Saved data entries:
* Begin *
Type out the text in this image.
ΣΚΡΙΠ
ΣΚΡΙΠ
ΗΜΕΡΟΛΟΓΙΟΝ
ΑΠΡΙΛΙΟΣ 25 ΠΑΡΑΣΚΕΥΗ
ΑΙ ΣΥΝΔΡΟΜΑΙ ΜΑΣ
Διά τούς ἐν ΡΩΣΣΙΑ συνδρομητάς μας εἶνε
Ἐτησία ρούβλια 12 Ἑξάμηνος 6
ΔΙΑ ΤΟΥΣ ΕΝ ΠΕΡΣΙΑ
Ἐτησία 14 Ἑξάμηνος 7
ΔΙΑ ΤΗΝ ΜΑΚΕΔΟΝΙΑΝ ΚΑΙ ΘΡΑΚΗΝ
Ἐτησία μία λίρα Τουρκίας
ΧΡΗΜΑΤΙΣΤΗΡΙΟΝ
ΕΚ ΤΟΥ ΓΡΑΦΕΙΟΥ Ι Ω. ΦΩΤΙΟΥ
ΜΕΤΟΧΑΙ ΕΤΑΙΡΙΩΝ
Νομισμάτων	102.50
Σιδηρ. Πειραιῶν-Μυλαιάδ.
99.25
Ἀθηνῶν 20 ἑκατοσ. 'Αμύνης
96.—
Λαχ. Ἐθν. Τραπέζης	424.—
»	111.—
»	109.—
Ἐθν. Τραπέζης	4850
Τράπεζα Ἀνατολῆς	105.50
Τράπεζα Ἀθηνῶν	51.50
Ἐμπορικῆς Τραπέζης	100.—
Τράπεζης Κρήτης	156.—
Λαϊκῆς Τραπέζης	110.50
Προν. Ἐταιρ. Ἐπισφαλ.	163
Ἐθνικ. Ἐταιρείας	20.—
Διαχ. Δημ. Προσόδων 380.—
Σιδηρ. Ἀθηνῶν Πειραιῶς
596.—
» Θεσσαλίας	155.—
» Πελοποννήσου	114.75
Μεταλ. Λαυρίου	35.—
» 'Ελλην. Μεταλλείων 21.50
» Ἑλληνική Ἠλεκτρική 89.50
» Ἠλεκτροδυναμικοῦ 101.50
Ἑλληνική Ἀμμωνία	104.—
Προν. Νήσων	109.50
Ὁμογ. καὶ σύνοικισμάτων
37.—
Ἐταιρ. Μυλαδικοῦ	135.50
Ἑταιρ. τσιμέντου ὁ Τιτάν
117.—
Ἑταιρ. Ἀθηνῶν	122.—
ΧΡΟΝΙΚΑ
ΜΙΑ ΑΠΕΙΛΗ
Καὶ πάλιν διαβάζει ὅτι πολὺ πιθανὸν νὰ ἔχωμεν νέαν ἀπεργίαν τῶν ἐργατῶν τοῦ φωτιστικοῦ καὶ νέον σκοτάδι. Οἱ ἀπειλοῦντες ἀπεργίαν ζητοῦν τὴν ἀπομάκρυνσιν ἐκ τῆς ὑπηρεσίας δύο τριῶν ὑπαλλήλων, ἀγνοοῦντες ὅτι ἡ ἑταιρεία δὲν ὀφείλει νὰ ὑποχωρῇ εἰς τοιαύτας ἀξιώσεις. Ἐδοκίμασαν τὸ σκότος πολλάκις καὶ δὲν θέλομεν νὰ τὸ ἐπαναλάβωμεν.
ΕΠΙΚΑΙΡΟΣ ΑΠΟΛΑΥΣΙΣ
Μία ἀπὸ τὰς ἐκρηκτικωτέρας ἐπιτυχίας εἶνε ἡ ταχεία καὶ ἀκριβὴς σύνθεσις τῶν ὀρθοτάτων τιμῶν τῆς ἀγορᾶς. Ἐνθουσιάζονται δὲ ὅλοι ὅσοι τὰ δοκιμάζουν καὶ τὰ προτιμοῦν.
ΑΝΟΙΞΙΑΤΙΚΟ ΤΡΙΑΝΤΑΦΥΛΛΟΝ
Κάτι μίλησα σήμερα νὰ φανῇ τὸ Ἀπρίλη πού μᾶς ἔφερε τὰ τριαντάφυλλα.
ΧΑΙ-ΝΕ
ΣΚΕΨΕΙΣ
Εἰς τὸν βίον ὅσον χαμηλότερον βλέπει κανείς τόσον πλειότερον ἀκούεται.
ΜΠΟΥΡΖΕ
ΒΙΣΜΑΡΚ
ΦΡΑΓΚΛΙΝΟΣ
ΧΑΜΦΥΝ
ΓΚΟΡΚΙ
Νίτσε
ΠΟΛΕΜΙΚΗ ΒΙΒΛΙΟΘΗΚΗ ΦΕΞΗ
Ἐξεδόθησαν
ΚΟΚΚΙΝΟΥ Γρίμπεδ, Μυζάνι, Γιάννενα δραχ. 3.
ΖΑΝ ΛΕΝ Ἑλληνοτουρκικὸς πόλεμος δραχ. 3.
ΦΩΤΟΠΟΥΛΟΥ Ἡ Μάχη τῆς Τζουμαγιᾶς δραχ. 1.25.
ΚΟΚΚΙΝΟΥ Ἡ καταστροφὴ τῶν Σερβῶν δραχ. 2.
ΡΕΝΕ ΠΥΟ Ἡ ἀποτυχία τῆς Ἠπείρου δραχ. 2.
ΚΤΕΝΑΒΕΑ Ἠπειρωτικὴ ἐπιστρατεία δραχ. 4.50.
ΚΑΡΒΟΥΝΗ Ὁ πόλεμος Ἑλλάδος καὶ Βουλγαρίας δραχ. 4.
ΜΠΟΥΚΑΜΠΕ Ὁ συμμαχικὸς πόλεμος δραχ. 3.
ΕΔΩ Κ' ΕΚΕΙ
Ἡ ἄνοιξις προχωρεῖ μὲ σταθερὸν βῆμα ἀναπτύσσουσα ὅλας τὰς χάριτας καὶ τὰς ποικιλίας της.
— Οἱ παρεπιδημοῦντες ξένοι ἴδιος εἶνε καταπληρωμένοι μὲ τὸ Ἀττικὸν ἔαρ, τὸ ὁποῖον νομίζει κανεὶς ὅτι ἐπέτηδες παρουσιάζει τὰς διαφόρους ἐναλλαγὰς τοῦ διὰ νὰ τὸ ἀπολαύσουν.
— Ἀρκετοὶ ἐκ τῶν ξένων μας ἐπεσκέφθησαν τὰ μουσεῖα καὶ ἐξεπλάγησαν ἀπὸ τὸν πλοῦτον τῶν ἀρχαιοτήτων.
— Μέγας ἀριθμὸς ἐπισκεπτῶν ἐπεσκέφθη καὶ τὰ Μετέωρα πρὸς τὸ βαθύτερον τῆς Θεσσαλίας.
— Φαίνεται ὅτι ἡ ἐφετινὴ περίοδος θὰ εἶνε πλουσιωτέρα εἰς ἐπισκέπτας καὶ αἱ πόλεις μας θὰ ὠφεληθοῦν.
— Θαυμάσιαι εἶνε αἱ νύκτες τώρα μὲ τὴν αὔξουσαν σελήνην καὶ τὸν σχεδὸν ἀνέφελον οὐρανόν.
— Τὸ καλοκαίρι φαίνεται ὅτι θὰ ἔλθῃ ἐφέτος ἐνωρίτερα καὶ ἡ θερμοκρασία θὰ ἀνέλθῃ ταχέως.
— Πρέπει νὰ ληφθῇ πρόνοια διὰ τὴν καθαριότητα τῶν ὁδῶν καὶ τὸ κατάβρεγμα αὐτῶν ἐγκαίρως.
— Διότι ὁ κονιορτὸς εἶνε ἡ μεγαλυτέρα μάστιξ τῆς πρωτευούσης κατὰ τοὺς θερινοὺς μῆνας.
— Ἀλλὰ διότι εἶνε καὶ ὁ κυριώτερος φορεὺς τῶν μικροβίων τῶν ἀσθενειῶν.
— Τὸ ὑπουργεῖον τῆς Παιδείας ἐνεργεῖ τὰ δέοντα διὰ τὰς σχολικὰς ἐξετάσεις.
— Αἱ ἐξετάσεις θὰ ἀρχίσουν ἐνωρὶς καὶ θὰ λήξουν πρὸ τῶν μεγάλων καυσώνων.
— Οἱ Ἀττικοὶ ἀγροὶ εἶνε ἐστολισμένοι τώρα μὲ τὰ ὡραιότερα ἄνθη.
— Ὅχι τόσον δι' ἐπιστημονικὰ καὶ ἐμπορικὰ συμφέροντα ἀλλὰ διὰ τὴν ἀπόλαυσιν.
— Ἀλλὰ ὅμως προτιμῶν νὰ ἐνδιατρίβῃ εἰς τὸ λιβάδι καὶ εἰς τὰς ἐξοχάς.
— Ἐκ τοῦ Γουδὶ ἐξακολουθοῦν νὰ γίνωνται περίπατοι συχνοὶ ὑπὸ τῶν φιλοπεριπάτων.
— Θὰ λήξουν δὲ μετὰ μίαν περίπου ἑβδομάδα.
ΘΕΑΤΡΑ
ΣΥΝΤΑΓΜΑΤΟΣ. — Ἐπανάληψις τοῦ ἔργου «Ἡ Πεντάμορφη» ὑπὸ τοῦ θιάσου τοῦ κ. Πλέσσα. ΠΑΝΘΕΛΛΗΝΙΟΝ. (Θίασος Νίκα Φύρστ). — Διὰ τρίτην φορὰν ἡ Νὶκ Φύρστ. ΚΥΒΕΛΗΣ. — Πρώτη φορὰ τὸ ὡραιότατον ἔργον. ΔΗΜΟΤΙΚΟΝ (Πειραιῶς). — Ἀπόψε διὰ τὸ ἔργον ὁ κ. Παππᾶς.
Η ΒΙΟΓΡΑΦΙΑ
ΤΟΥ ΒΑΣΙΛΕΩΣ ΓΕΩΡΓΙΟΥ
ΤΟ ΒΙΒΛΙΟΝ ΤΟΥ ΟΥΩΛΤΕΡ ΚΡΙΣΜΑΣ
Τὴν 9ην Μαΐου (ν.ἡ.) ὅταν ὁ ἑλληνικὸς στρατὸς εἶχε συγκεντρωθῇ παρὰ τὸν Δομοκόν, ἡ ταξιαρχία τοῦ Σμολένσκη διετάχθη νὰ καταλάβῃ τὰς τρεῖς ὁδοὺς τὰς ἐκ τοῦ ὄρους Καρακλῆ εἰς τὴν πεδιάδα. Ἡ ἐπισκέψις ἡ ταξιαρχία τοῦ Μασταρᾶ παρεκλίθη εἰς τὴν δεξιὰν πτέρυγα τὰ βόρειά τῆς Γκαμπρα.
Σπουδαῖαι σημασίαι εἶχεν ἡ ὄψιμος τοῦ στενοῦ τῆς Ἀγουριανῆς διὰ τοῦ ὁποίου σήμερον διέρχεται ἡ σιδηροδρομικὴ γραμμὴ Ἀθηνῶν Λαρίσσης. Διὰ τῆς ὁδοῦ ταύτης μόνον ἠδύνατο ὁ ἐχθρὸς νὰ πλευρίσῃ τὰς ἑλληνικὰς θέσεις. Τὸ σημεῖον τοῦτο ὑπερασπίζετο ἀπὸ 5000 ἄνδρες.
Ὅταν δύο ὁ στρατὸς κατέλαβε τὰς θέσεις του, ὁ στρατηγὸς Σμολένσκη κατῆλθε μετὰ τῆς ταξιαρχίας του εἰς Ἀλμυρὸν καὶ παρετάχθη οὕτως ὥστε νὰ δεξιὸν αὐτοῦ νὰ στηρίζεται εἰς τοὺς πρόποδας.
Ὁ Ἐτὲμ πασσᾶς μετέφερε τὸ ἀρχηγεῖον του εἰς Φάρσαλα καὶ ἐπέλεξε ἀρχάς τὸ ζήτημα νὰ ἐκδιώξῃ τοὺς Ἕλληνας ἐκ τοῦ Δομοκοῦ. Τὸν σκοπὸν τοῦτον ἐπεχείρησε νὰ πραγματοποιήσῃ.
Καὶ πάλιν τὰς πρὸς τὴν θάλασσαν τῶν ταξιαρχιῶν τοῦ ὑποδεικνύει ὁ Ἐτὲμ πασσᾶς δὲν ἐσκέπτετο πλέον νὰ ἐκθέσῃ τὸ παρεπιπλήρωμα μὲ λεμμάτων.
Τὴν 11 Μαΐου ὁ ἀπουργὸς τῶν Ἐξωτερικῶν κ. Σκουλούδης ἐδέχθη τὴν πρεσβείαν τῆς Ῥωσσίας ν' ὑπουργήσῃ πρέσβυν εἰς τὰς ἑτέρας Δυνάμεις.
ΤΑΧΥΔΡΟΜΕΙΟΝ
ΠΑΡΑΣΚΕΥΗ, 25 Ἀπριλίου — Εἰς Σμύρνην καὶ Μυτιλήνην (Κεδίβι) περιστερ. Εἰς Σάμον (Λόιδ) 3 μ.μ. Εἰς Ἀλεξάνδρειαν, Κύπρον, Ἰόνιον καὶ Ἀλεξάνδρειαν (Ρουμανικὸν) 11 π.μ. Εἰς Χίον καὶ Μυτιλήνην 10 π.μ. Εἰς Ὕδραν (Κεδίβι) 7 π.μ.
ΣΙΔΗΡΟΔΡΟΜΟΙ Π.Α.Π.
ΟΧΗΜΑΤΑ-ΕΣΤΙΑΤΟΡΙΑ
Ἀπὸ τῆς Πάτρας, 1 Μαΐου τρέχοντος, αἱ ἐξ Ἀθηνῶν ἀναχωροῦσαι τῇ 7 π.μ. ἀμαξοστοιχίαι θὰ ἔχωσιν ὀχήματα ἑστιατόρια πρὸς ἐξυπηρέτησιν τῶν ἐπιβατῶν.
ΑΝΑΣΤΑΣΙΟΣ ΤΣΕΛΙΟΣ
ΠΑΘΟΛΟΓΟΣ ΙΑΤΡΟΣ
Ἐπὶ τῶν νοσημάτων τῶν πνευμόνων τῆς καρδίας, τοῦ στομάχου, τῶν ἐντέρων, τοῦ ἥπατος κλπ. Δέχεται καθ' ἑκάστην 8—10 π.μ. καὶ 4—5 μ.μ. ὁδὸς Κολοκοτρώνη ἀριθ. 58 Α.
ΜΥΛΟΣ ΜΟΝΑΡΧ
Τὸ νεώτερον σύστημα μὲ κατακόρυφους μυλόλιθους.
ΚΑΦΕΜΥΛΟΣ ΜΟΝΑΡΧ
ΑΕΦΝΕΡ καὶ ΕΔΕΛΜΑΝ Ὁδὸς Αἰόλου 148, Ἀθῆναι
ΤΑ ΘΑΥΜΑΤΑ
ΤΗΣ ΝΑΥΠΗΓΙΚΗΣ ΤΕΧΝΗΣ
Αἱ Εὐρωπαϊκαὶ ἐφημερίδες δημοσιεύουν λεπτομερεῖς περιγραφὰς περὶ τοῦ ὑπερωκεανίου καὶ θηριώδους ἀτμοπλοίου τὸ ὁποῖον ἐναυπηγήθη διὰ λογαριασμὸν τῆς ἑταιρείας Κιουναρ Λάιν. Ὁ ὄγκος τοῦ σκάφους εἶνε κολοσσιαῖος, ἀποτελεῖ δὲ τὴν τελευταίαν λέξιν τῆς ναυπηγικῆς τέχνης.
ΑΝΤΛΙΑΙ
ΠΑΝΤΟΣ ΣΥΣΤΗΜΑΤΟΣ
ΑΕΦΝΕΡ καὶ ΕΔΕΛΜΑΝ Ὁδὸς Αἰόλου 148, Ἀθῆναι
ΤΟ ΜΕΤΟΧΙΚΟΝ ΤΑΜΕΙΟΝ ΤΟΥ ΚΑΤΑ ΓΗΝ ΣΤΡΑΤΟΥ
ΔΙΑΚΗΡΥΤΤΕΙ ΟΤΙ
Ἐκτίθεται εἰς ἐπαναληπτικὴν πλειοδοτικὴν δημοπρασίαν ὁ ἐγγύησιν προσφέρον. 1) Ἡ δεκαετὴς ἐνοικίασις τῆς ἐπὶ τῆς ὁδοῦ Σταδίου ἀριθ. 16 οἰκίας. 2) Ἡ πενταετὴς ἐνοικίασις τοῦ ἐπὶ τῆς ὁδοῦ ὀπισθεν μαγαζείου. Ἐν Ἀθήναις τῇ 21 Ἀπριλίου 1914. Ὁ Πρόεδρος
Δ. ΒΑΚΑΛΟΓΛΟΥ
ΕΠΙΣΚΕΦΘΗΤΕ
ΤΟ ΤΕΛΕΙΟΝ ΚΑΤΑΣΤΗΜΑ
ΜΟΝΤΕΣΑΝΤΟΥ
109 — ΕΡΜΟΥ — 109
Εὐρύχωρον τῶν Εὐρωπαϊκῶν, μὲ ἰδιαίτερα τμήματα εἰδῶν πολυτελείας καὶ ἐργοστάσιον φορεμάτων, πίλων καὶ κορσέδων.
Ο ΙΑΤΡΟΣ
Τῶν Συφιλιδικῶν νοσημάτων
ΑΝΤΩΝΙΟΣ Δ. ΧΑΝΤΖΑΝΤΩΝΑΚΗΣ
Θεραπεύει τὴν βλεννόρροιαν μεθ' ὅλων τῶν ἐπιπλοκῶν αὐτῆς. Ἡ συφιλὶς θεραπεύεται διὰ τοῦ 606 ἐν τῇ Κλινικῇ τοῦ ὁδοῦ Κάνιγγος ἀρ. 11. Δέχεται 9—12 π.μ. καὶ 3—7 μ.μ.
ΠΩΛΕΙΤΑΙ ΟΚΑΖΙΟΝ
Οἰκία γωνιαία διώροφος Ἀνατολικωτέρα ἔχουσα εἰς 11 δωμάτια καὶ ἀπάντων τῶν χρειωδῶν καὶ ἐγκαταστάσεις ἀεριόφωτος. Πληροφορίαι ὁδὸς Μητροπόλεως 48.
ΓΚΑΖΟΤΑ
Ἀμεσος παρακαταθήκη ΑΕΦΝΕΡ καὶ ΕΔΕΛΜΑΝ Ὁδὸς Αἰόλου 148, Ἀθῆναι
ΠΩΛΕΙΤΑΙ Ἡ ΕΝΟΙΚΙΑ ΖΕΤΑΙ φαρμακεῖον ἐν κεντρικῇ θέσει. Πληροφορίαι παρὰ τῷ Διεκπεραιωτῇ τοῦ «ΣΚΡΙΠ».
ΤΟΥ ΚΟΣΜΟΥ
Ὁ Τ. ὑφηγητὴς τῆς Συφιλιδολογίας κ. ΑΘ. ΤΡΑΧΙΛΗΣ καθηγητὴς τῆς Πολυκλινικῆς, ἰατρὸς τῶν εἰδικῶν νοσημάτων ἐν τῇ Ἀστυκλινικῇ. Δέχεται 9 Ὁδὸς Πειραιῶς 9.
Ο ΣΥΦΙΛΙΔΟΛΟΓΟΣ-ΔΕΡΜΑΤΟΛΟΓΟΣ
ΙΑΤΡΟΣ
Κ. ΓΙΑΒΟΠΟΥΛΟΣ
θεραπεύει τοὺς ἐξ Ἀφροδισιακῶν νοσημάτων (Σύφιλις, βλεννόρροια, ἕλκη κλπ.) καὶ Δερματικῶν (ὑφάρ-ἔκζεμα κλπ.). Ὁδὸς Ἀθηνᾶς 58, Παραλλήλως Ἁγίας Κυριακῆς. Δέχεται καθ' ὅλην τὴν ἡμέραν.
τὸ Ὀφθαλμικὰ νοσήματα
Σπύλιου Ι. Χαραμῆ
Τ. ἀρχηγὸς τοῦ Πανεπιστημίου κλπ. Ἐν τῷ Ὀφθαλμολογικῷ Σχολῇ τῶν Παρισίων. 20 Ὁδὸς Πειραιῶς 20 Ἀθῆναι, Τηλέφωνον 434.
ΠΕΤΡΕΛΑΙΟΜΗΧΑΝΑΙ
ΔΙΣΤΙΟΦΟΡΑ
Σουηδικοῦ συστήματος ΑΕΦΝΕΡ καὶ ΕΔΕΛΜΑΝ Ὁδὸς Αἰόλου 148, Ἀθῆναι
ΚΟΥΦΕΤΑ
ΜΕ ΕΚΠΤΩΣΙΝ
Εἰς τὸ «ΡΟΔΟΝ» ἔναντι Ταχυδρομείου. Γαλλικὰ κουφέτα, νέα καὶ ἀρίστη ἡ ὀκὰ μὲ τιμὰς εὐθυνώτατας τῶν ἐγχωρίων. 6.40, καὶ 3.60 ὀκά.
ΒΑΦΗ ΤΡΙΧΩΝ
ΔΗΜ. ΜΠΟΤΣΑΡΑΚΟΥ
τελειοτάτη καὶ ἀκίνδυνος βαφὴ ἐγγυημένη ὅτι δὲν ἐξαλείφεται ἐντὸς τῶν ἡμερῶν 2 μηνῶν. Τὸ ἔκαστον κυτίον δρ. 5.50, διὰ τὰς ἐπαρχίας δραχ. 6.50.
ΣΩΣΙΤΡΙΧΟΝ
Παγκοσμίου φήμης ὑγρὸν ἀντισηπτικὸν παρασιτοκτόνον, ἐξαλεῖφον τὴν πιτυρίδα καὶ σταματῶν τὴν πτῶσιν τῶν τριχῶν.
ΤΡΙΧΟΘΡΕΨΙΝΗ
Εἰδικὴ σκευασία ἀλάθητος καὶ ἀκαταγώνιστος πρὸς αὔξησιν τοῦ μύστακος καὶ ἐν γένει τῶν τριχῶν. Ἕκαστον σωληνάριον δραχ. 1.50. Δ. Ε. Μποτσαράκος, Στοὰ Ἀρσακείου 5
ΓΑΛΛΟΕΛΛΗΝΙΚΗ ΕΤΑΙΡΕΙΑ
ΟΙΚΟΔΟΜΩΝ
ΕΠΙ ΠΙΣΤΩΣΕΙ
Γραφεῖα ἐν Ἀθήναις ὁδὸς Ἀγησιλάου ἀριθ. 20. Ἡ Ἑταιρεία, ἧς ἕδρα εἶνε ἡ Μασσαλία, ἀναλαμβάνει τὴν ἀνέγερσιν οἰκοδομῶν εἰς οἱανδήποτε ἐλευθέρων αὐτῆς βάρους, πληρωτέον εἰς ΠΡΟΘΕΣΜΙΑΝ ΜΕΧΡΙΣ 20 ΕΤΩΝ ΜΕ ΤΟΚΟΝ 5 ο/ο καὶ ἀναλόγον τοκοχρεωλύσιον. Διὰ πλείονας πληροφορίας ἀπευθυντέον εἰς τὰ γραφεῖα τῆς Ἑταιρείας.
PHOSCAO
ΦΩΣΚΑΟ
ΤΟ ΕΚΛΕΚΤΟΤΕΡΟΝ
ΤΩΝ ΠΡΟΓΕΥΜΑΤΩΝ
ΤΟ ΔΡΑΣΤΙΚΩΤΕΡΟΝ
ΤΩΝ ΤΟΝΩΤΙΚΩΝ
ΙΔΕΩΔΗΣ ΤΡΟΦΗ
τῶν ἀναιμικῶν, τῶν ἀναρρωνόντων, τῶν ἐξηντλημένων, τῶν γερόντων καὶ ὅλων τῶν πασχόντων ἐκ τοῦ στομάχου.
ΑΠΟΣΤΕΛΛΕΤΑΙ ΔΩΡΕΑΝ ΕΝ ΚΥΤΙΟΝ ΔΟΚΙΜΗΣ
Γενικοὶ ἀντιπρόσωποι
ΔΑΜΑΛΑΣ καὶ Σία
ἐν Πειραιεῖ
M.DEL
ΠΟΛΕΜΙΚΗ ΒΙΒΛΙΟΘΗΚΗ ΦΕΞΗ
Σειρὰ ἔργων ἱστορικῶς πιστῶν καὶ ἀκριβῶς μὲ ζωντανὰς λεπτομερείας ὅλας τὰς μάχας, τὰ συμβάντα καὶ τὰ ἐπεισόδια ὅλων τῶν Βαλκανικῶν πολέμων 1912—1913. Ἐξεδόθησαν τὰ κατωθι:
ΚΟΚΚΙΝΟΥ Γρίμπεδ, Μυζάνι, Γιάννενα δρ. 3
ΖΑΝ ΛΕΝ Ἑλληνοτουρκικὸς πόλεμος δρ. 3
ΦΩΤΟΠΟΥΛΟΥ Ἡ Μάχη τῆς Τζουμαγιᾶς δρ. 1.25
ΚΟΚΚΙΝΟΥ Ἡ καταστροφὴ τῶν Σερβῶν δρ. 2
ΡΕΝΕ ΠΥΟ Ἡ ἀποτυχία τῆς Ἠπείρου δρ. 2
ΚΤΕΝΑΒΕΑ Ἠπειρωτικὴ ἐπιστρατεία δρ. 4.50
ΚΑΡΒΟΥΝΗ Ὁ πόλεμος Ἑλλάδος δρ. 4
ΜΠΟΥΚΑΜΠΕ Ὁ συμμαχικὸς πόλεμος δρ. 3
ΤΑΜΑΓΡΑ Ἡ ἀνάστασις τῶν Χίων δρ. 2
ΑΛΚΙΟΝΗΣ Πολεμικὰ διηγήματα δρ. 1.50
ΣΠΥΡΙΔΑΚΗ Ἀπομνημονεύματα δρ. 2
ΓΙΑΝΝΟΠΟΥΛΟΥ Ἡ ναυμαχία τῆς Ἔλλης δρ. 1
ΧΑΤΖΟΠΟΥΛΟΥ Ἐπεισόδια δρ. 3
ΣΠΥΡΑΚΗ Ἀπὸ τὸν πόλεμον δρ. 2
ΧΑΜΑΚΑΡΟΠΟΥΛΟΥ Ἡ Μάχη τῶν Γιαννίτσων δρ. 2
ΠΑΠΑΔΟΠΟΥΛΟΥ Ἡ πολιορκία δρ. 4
* End *
Copy all lines in the listing above where the string "Μαΐου" appears.

Τὴν 9ην Μαΐου (ν.ἡ.) ὅταν ὁ ἑλληνικὸς στρατὸς εἶχε συγκεντρωθῇ παρὰ τὸν Δομοκόν, ἡ ταξιαρχία τοῦ Σμολένσκη διετάχθη νὰ καταλάβῃ τὰς τρεῖς ὁδοὺς τὰς ἐκ τοῦ ὄρους Καρακλῆ εἰς τὴν πεδιάδα. Ἡ ἐπισκέψις ἡ ταξιαρχία τοῦ Μασταρᾶ παρεκλίθη εἰς τὴν δεξιὰν πτέρυγα τὰ βόρειά τῆς Γκαμπρα.
Τὴν 11 Μαΐου ὁ ἀπουργὸς τῶν Ἐξωτερικῶν κ. Σκουλούδης ἐδέχθη τὴν πρεσβείαν τῆς Ῥωσσίας ν' ὑπουργήσῃ πρέσβυν εἰς τὰς ἑτέρας Δυνάμεις.
Ἀπὸ τῆς Πάτρας, 1 Μαΐου τρέχοντος, αἱ ἐξ Ἀθηνῶν ἀναχωροῦσαι τῇ 7 π.μ. ἀμαξοστοιχίαι θὰ ἔχωσιν ὀχήματα ἑστιατόρια πρὸς ἐξυπηρέτησιν τῶν ἐπιβατῶν.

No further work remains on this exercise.